begin PROVIDED RECORDS

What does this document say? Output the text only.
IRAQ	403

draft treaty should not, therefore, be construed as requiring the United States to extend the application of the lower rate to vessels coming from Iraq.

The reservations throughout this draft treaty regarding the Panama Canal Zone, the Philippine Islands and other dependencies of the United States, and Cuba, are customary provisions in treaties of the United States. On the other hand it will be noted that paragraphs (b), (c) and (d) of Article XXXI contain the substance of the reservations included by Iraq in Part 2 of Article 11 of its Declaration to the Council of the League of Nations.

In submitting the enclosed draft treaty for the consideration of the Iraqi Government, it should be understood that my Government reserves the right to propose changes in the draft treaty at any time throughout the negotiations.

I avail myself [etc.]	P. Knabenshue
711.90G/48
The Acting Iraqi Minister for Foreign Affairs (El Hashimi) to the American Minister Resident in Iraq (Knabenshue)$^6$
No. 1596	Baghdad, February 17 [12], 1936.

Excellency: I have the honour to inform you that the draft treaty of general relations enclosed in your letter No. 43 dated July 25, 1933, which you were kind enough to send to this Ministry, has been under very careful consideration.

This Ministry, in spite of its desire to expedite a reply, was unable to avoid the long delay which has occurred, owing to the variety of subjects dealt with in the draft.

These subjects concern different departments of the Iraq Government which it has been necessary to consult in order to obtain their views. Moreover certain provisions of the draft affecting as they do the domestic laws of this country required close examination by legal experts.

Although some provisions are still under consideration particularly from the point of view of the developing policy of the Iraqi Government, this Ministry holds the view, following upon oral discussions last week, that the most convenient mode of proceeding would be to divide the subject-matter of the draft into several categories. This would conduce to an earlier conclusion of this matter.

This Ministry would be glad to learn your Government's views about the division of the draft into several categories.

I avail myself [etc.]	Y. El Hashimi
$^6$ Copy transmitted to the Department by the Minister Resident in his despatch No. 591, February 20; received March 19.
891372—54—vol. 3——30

end PROVIDED RECORDS

## EXERCISE
Quote the listing in full, please, keeping every line exact.

## THE SOLUTION
What does this document say? Output the text only.
IRAQ	403

draft treaty should not, therefore, be construed as requiring the United States to extend the application of the lower rate to vessels coming from Iraq.

The reservations throughout this draft treaty regarding the Panama Canal Zone, the Philippine Islands and other dependencies of the United States, and Cuba, are customary provisions in treaties of the United States. On the other hand it will be noted that paragraphs (b), (c) and (d) of Article XXXI contain the substance of the reservations included by Iraq in Part 2 of Article 11 of its Declaration to the Council of the League of Nations.

In submitting the enclosed draft treaty for the consideration of the Iraqi Government, it should be understood that my Government reserves the right to propose changes in the draft treaty at any time throughout the negotiations.

I avail myself [etc.]	P. Knabenshue
711.90G/48
The Acting Iraqi Minister for Foreign Affairs (El Hashimi) to the American Minister Resident in Iraq (Knabenshue)$^6$
No. 1596	Baghdad, February 17 [12], 1936.

Excellency: I have the honour to inform you that the draft treaty of general relations enclosed in your letter No. 43 dated July 25, 1933, which you were kind enough to send to this Ministry, has been under very careful consideration.

This Ministry, in spite of its desire to expedite a reply, was unable to avoid the long delay which has occurred, owing to the variety of subjects dealt with in the draft.

These subjects concern different departments of the Iraq Government which it has been necessary to consult in order to obtain their views. Moreover certain provisions of the draft affecting as they do the domestic laws of this country required close examination by legal experts.

Although some provisions are still under consideration particularly from the point of view of the developing policy of the Iraqi Government, this Ministry holds the view, following upon oral discussions last week, that the most convenient mode of proceeding would be to divide the subject-matter of the draft into several categories. This would conduce to an earlier conclusion of this matter.

This Ministry would be glad to learn your Government's views about the division of the draft into several categories.

I avail myself [etc.]	Y. El Hashimi
$^6$ Copy transmitted to the Department by the Minister Resident in his despatch No. 591, February 20; received March 19.
891372—54—vol. 3——30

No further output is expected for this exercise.